#### Problem description:
Find each line with the string "image" and copy it.

#### Supplied entries:

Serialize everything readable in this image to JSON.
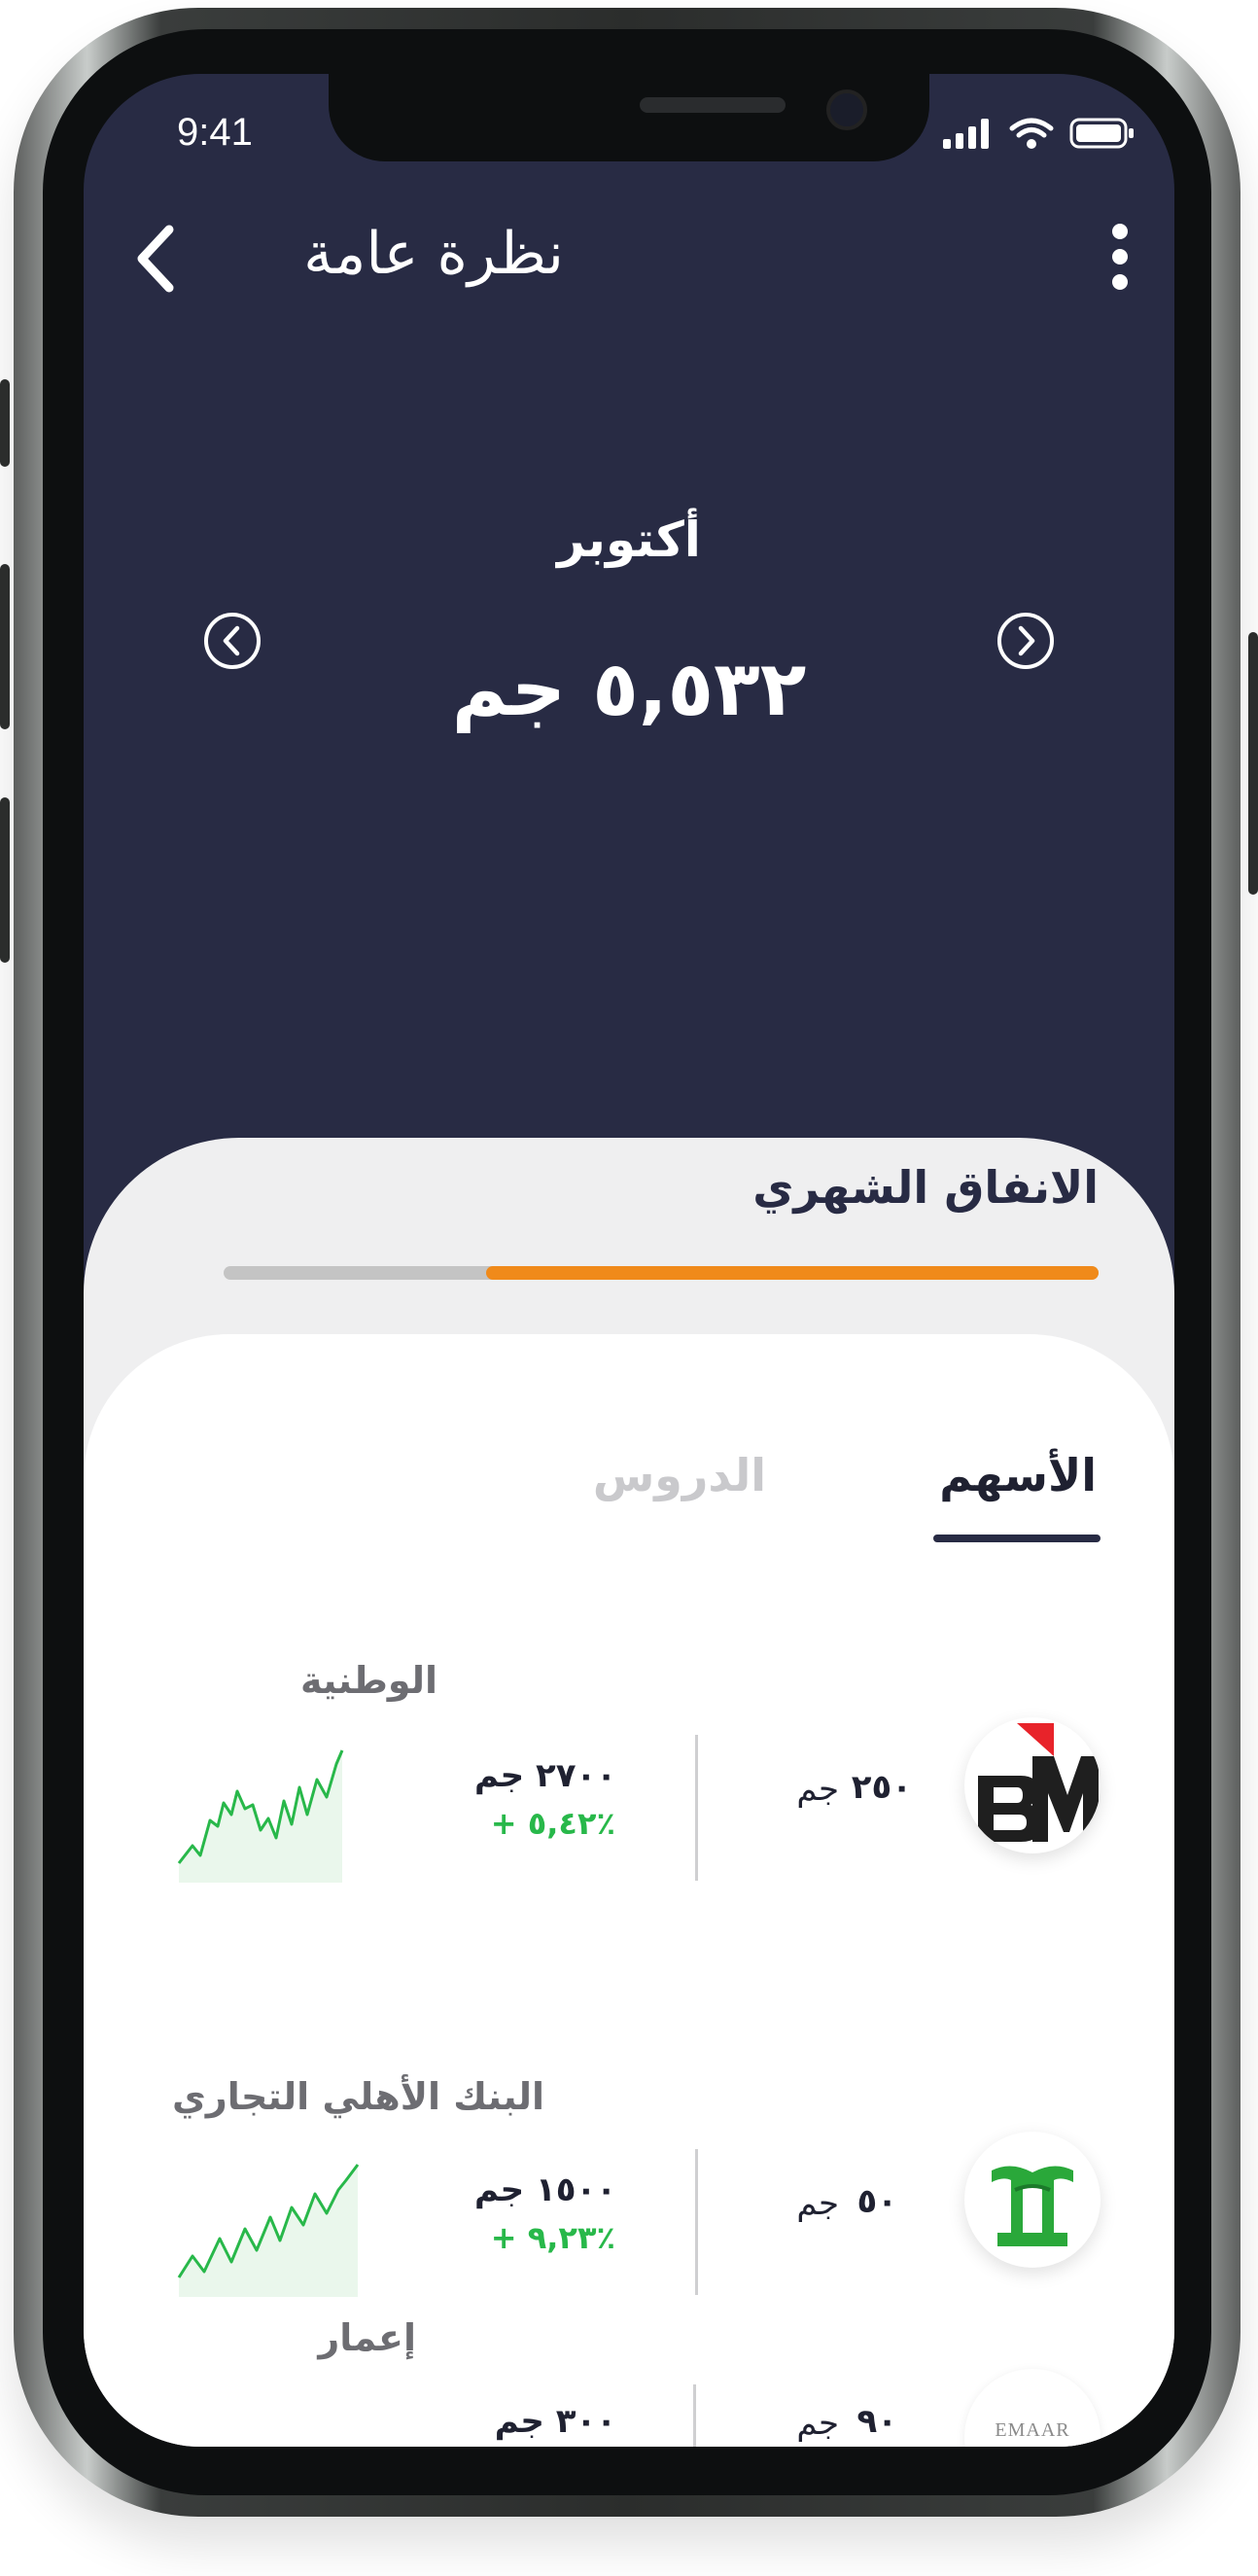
{
  "status": {
    "time": "9:41"
  },
  "header": {
    "title": "نظرة عامة"
  },
  "summary": {
    "month": "أكتوبر",
    "amount": "٥,٥٣٢ جم"
  },
  "spending": {
    "title": "الانفاق الشهري",
    "progress": 0.7
  },
  "tabs": [
    {
      "label": "الأسهم",
      "active": true
    },
    {
      "label": "الدروس",
      "active": false
    }
  ],
  "stocks": [
    {
      "name": "الوطنية",
      "owned_amount": "٢٥٠",
      "unit": "جم",
      "price": "٢٧٠٠ جم",
      "change": "+ ٥,٤٢٪",
      "logo": "bm-logo"
    },
    {
      "name": "البنك الأهلي التجاري",
      "owned_amount": "٥٠",
      "unit": "جم",
      "price": "١٥٠٠ جم",
      "change": "+ ٩,٢٣٪",
      "logo": "ncb-logo"
    },
    {
      "name": "إعمار",
      "owned_amount": "٩٠",
      "unit": "جم",
      "price": "٣٠٠ جم",
      "change": "",
      "logo": "emaar-logo",
      "logo_text": "EMAAR"
    }
  ],
  "colors": {
    "header_bg": "#282b44",
    "accent": "#f08a1a",
    "positive": "#28b84a"
  },
  "icons": [
    "back-arrow-icon",
    "more-vertical-icon",
    "chevron-left-circle-icon",
    "chevron-right-circle-icon",
    "signal-icon",
    "wifi-icon",
    "battery-icon"
  ]
}
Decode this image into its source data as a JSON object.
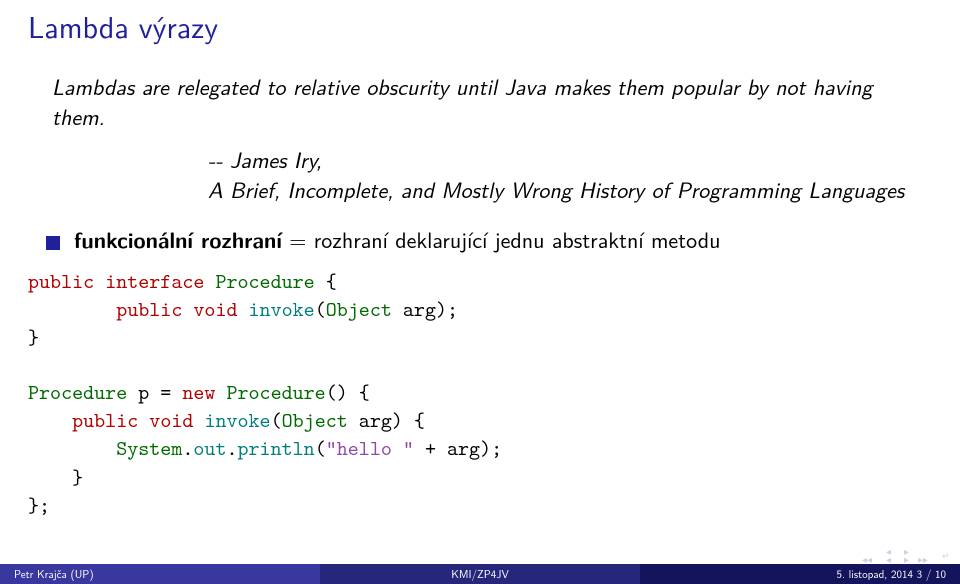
{
  "title": "Lambda výrazy",
  "quote": {
    "body": "Lambdas are relegated to relative obscurity until Java makes them popular by not having them.",
    "author": "-- James Iry,",
    "source": "A Brief, Incomplete, and Mostly Wrong History of Programming Languages"
  },
  "bullet": {
    "bold": "funkcionální rozhraní",
    "rest": " = rozhraní deklarující jednu abstraktní metodu"
  },
  "code1": {
    "kw_public1": "public",
    "kw_interface": "interface",
    "type_proc": "Procedure",
    "brace_open": " {",
    "indent": "        ",
    "kw_public2": "public",
    "kw_void": "void",
    "teal_invoke": "invoke",
    "paren_open": "(",
    "type_obj": "Object",
    "arg_rest": " arg);",
    "brace_close": "}"
  },
  "code2": {
    "type_proc": "Procedure",
    "var_eq": " p = ",
    "kw_new": "new",
    "sp": " ",
    "ctor": "Procedure",
    "paren": "() {",
    "indent1": "    ",
    "kw_public": "public",
    "kw_void": "void",
    "teal_invoke": "invoke",
    "paren_open": "(",
    "type_obj": "Object",
    "arg_rest": " arg) {",
    "indent2": "        ",
    "sys": "System",
    "dot1": ".",
    "out": "out",
    "dot2": ".",
    "println": "println",
    "po": "(",
    "str": "\"hello \"",
    "plus": " + arg);",
    "close1": "    }",
    "close2": "};"
  },
  "footer": {
    "left": "Petr Krajča (UP)",
    "mid": "KMI/ZP4JV",
    "right": "5. listopad, 2014      3 / 10"
  }
}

#### Output of the exercise:
Serialize everything readable in this image to JSON.
Decode this image into its source data as a JSON object.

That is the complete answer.